** START Data provided **

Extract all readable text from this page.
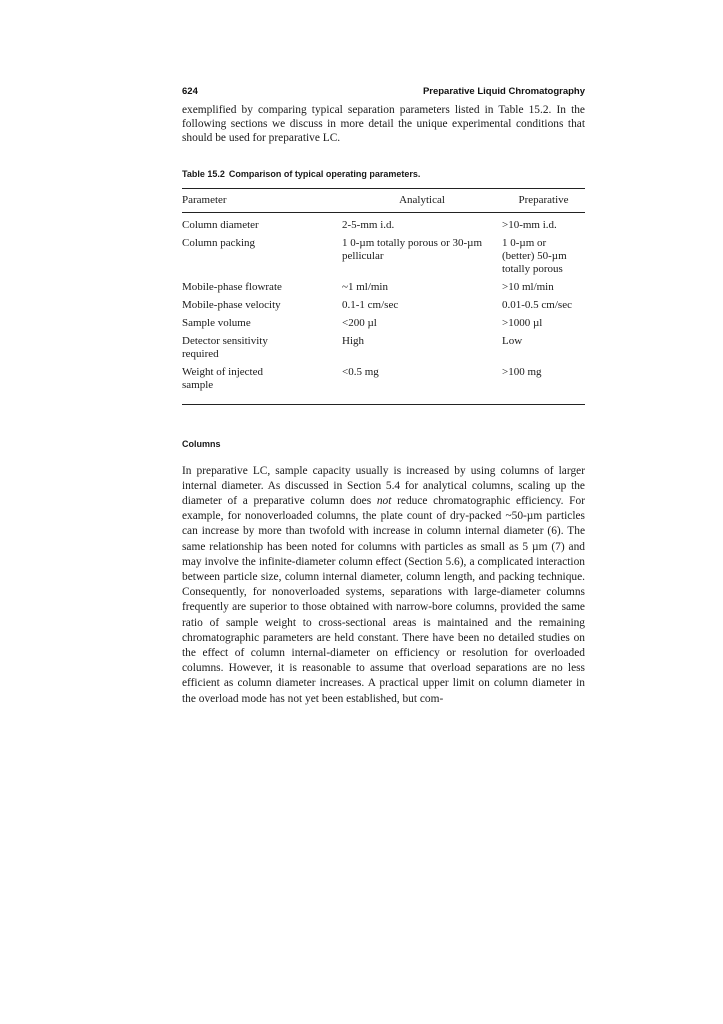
624	Preparative Liquid Chromatography

exemplified by comparing typical separation parameters listed in Table 15.2. In the following sections we discuss in more detail the unique experimental conditions that should be used for preparative LC.

Table 15.2 Comparison of typical operating parameters.
Parameter	Analytical	Preparative
Column diameter	2-5-mm i.d.	>10-mm i.d.
Column packing	1 0-µm totally porous or 30-µm pellicular	1 0-µm or (better) 50-µm totally porous
Mobile-phase flowrate	~1 ml/min	>10 ml/min
Mobile-phase velocity	0.1-1 cm/sec	0.01-0.5 cm/sec
Sample volume	<200 µl	>1000 µl
Detector sensitivity required	High	Low
Weight of injected sample	<0.5 mg	>100 mg
Columns

In preparative LC, sample capacity usually is increased by using columns of larger internal diameter. As discussed in Section 5.4 for analytical columns, scaling up the diameter of a preparative column does not reduce chromatographic efficiency. For example, for nonoverloaded columns, the plate count of dry-packed ~50-µm particles can increase by more than twofold with increase in column internal diameter (6). The same relationship has been noted for columns with particles as small as 5 µm (7) and may involve the infinite-diameter column effect (Section 5.6), a complicated interaction between particle size, column internal diameter, column length, and packing technique. Consequently, for nonoverloaded systems, separations with large-diameter columns frequently are superior to those obtained with narrow-bore columns, provided the same ratio of sample weight to cross-sectional areas is maintained and the remaining chromatographic parameters are held constant. There have been no detailed studies on the effect of column internal-diameter on efficiency or resolution for overloaded columns. However, it is reasonable to assume that overload separations are no less efficient as column diameter increases. A practical upper limit on column diameter in the overload mode has not yet been established, but com-
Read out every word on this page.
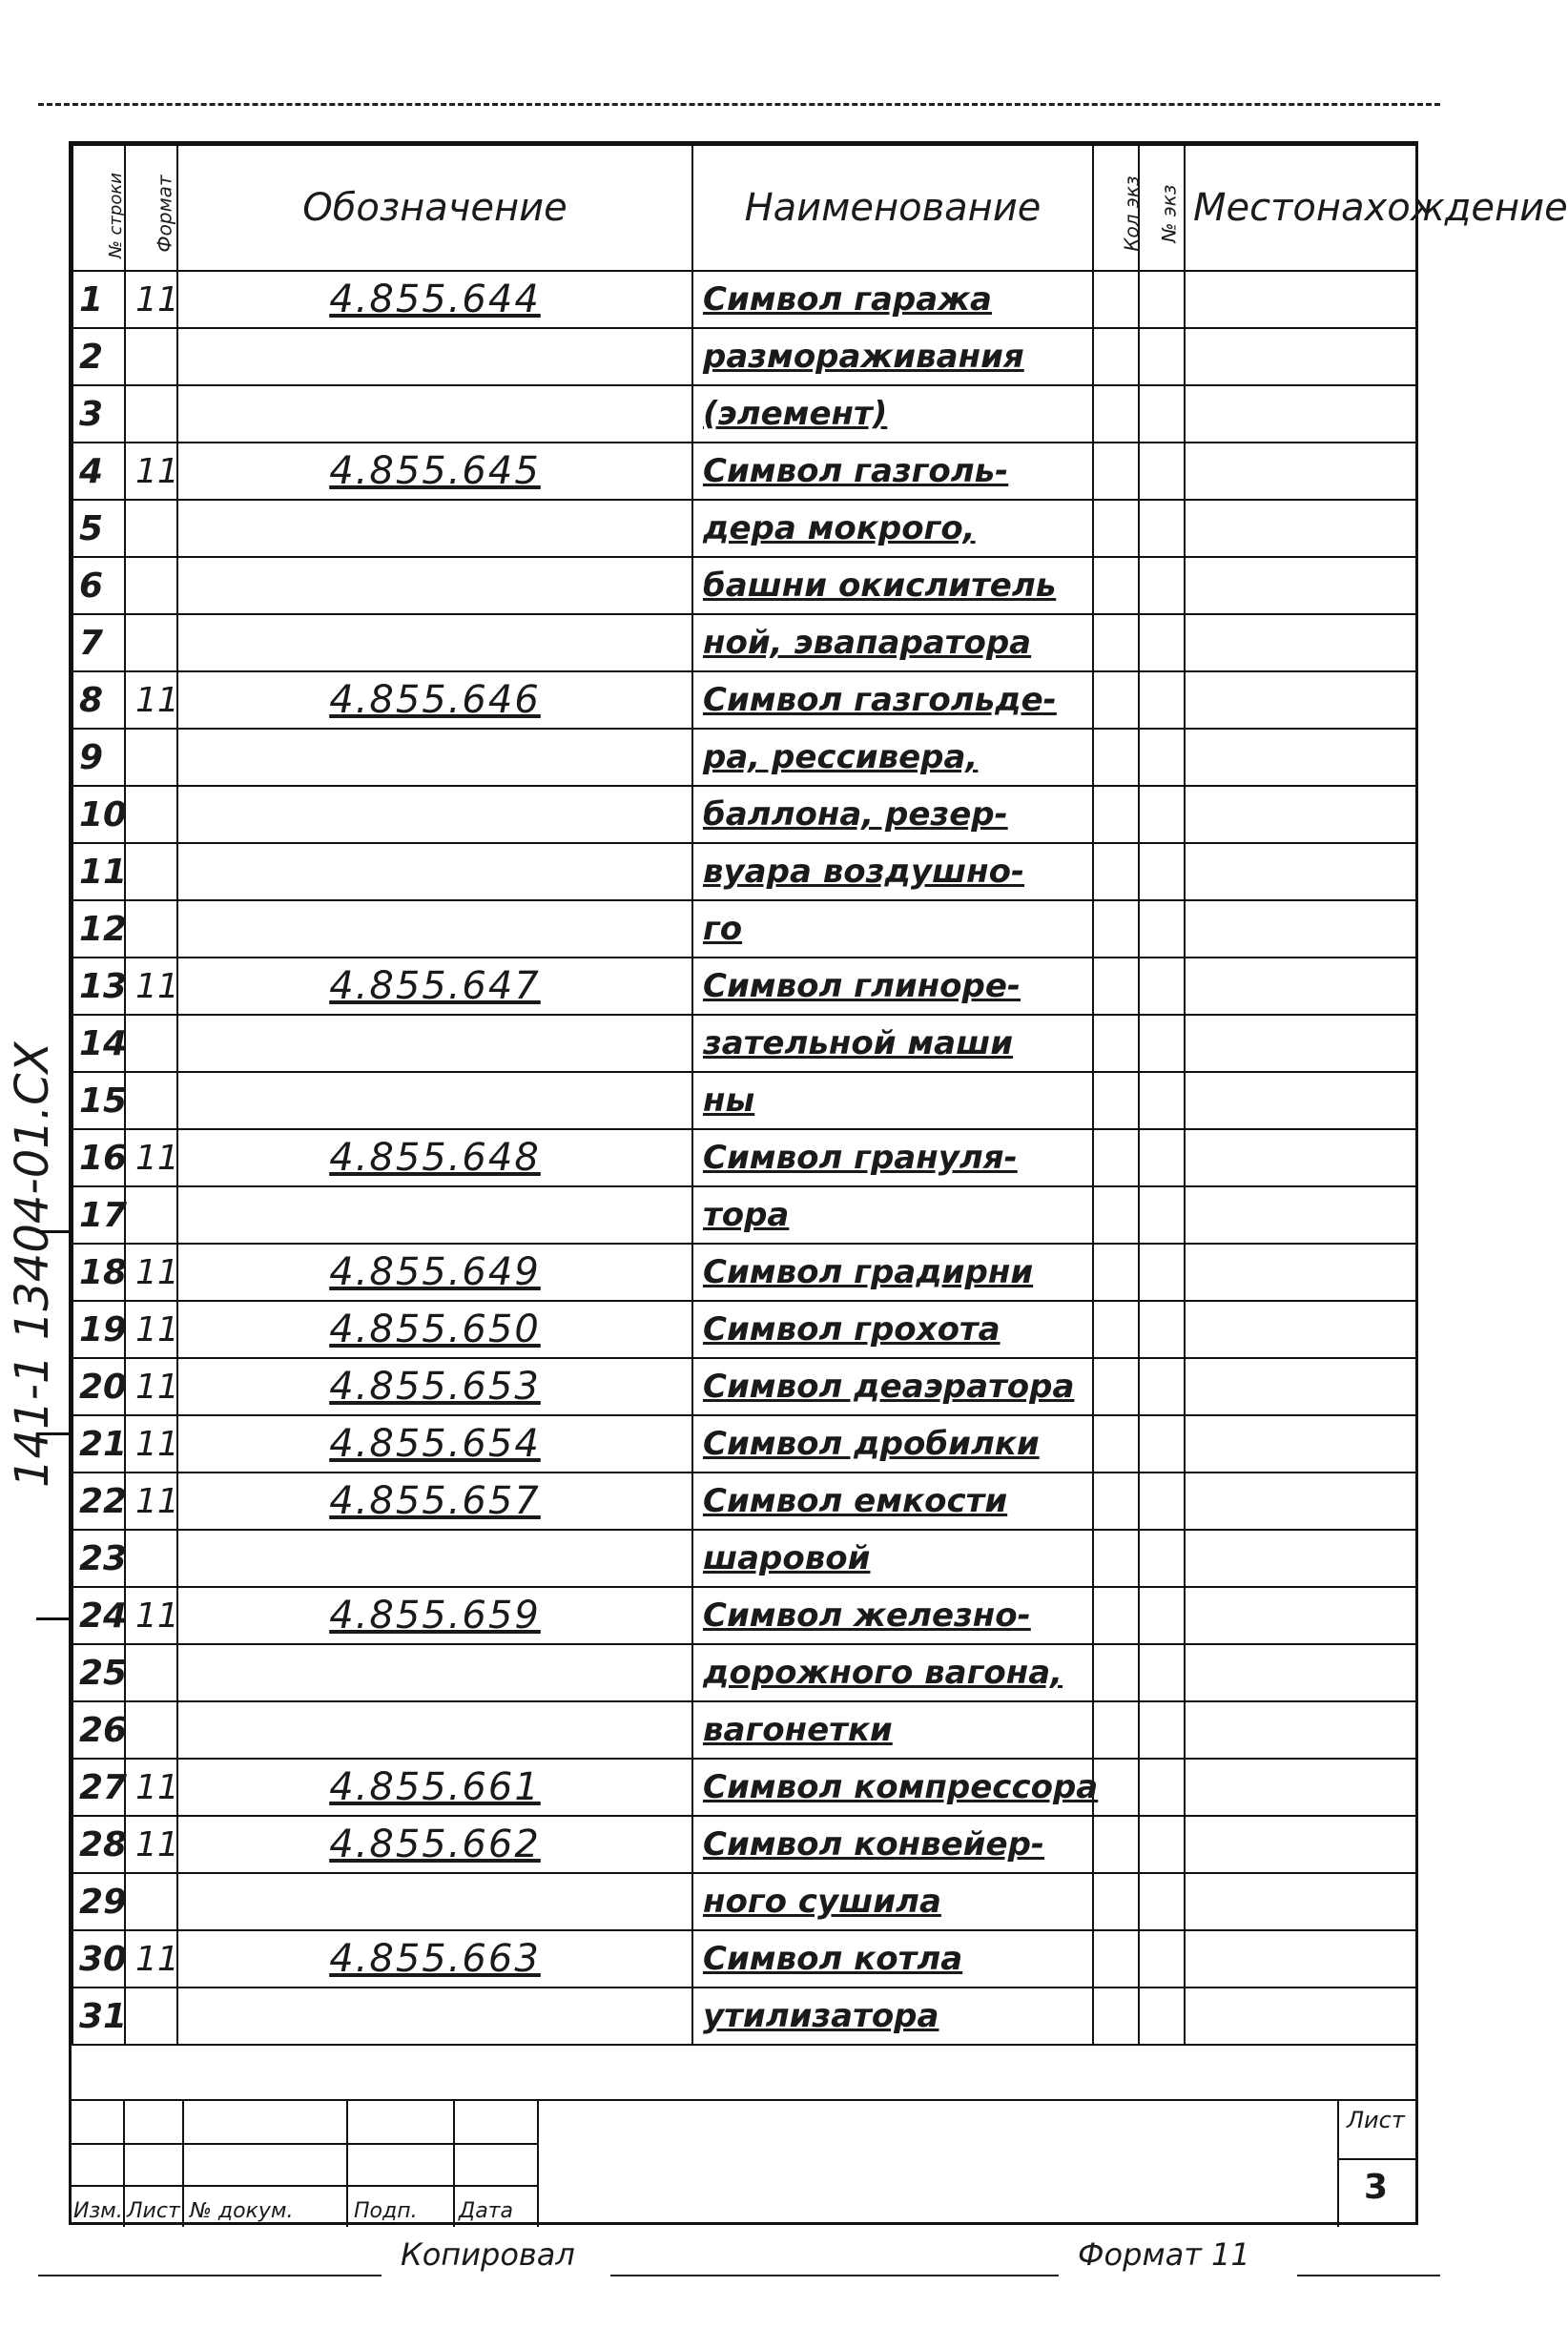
141-1 13404-01.CX
№ строки	Формат	Обозначение	Наименование	Кол экз	№ экз	Местонахождение
1	11	4.855.644	Символ гаража			
2			размораживания			
3			(элемент)			
4	11	4.855.645	Символ газголь-			
5			дера мокрого,			
6			башни окислитель			
7			ной, эвапаратора			
8	11	4.855.646	Символ газгольде-			
9			ра, рессивера,			
10			баллона, резер-			
11			вуара воздушно-			
12			го			
13	11	4.855.647	Символ глиноре-			
14			зательной маши			
15			ны			
16	11	4.855.648	Символ грануля-			
17			тора			
18	11	4.855.649	Символ градирни			
19	11	4.855.650	Символ грохота			
20	11	4.855.653	Символ деаэратора			
21	11	4.855.654	Символ дробилки			
22	11	4.855.657	Символ емкости			
23			шаровой			
24	11	4.855.659	Символ железно-			
25			дорожного вагона,			
26			вагонетки			
27	11	4.855.661	Символ компрессора			
28	11	4.855.662	Символ конвейер-			
29			ного сушила			
30	11	4.855.663	Символ котла			
31			утилизатора			
Изм. Лист № докум.	Подп. Дата
Лист
3
Копировал	Формат 11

** END Data provided **

■ Task: Transcribe the records above exactly, omitting every picture they contain.

■ The solution:
Extract all readable text from this page.
624	Preparative Liquid Chromatography

exemplified by comparing typical separation parameters listed in Table 15.2. In the following sections we discuss in more detail the unique experimental conditions that should be used for preparative LC.

Table 15.2 Comparison of typical operating parameters.
Parameter	Analytical	Preparative
Column diameter	2-5-mm i.d.	>10-mm i.d.
Column packing	1 0-µm totally porous or 30-µm pellicular	1 0-µm or (better) 50-µm totally porous
Mobile-phase flowrate	~1 ml/min	>10 ml/min
Mobile-phase velocity	0.1-1 cm/sec	0.01-0.5 cm/sec
Sample volume	<200 µl	>1000 µl
Detector sensitivity required	High	Low
Weight of injected sample	<0.5 mg	>100 mg
Columns

In preparative LC, sample capacity usually is increased by using columns of larger internal diameter. As discussed in Section 5.4 for analytical columns, scaling up the diameter of a preparative column does not reduce chromatographic efficiency. For example, for nonoverloaded columns, the plate count of dry-packed ~50-µm particles can increase by more than twofold with increase in column internal diameter (6). The same relationship has been noted for columns with particles as small as 5 µm (7) and may involve the infinite-diameter column effect (Section 5.6), a complicated interaction between particle size, column internal diameter, column length, and packing technique. Consequently, for nonoverloaded systems, separations with large-diameter columns frequently are superior to those obtained with narrow-bore columns, provided the same ratio of sample weight to cross-sectional areas is maintained and the remaining chromatographic parameters are held constant. There have been no detailed studies on the effect of column internal-diameter on efficiency or resolution for overloaded columns. However, it is reasonable to assume that overload separations are no less efficient as column diameter increases. A practical upper limit on column diameter in the overload mode has not yet been established, but com-
Read out every word on this page.
141-1 13404-01.CX
№ строки	Формат	Обозначение	Наименование	Кол экз	№ экз	Местонахождение
1	11	4.855.644	Символ гаража			
2			размораживания			
3			(элемент)			
4	11	4.855.645	Символ газголь-			
5			дера мокрого,			
6			башни окислитель			
7			ной, эвапаратора			
8	11	4.855.646	Символ газгольде-			
9			ра, рессивера,			
10			баллона, резер-			
11			вуара воздушно-			
12			го			
13	11	4.855.647	Символ глиноре-			
14			зательной маши			
15			ны			
16	11	4.855.648	Символ грануля-			
17			тора			
18	11	4.855.649	Символ градирни			
19	11	4.855.650	Символ грохота			
20	11	4.855.653	Символ деаэратора			
21	11	4.855.654	Символ дробилки			
22	11	4.855.657	Символ емкости			
23			шаровой			
24	11	4.855.659	Символ железно-			
25			дорожного вагона,			
26			вагонетки			
27	11	4.855.661	Символ компрессора			
28	11	4.855.662	Символ конвейер-			
29			ного сушила			
30	11	4.855.663	Символ котла			
31			утилизатора			
Изм. Лист № докум.	Подп. Дата
Лист
3
Копировал	Формат 11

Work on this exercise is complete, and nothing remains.